__To be done__.
Please copy the listing word for word, beginning with its first line and ending with the line that contains "test-site-button[interactable]: Test your", including that line. Leave the pictures out of your copy.

__Records provided__.
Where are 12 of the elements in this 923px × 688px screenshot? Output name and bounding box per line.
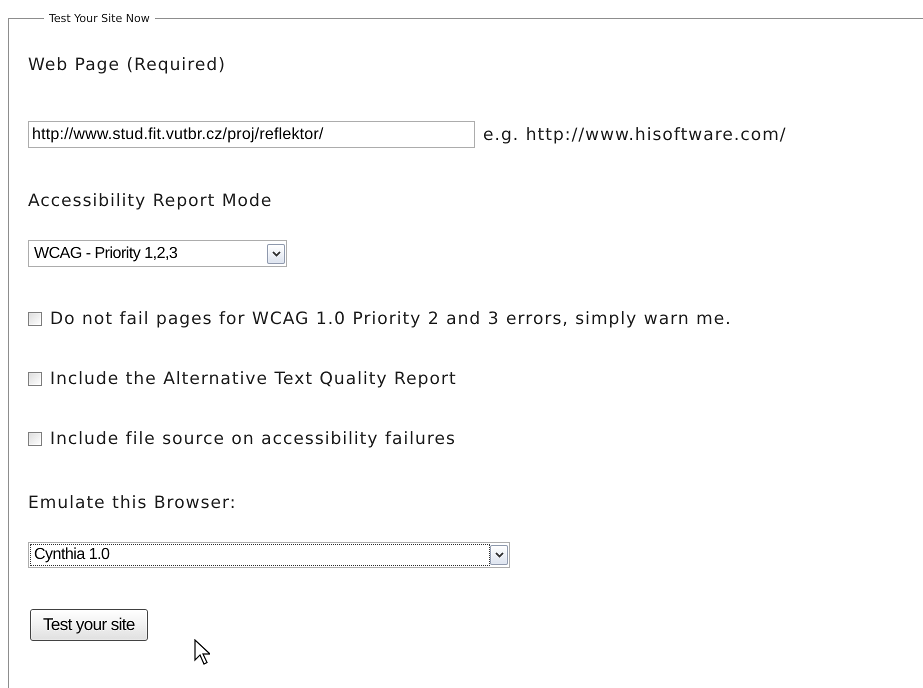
field-label: Emulate this Browser: bbox=[28, 492, 238, 515]
field-label: Accessibility Report Mode bbox=[28, 190, 274, 213]
report-mode-select[interactable]: WCAG - Priority 1,2,3 bbox=[28, 240, 287, 267]
browser-select[interactable]: Cynthia 1.0 bbox=[28, 542, 510, 568]
field-label: Web Page (Required) bbox=[28, 54, 227, 77]
panel-title: Test Your Site Now bbox=[48, 13, 151, 25]
test-site-button[interactable]: Test your site bbox=[30, 609, 148, 641]
checkbox-option[interactable]: Include file source on accessibility failures bbox=[28, 427, 923, 451]
checkbox-option[interactable]: Include the Alternative Text Quality Report bbox=[28, 367, 923, 391]
url-field[interactable]: http://www.stud.fit.vutbr.cz/proj/reflektor/ bbox=[28, 121, 475, 148]
example-hint: e.g. http://www.hisoftware.com/ bbox=[483, 124, 787, 144]
checkbox-option[interactable]: Do not fail pages for WCAG 1.0 Priority 2 and 3 errors, simply warn me. bbox=[28, 307, 923, 331]
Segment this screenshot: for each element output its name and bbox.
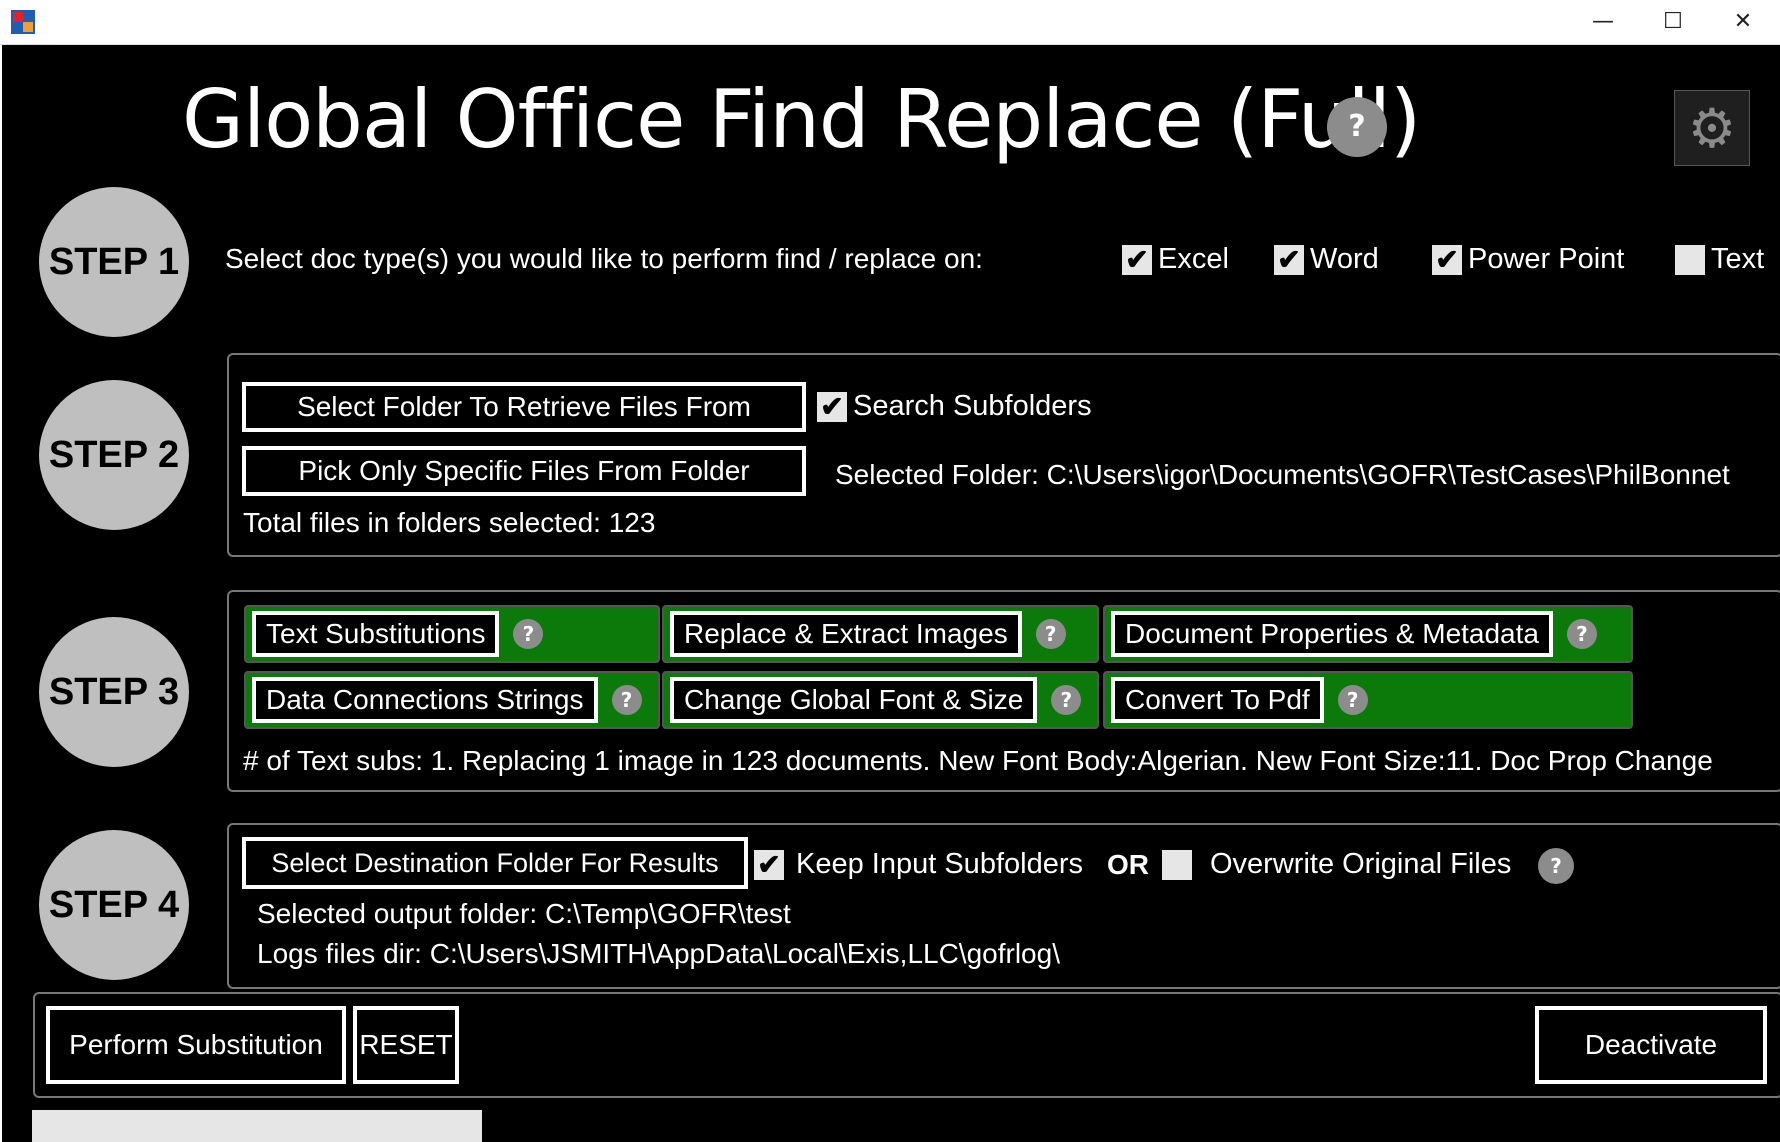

__Solution to the exercise__.
Where are 12 of the elements in this 923px × 688px screenshot? Output name and bounding box per line.
field-label: Emulate this Browser: bbox=[28, 492, 238, 515]
field-label: Accessibility Report Mode bbox=[28, 190, 274, 213]
report-mode-select[interactable]: WCAG - Priority 1,2,3 bbox=[28, 240, 287, 267]
browser-select[interactable]: Cynthia 1.0 bbox=[28, 542, 510, 568]
field-label: Web Page (Required) bbox=[28, 54, 227, 77]
panel-title: Test Your Site Now bbox=[48, 13, 151, 25]
test-site-button[interactable]: Test your site bbox=[30, 609, 148, 641]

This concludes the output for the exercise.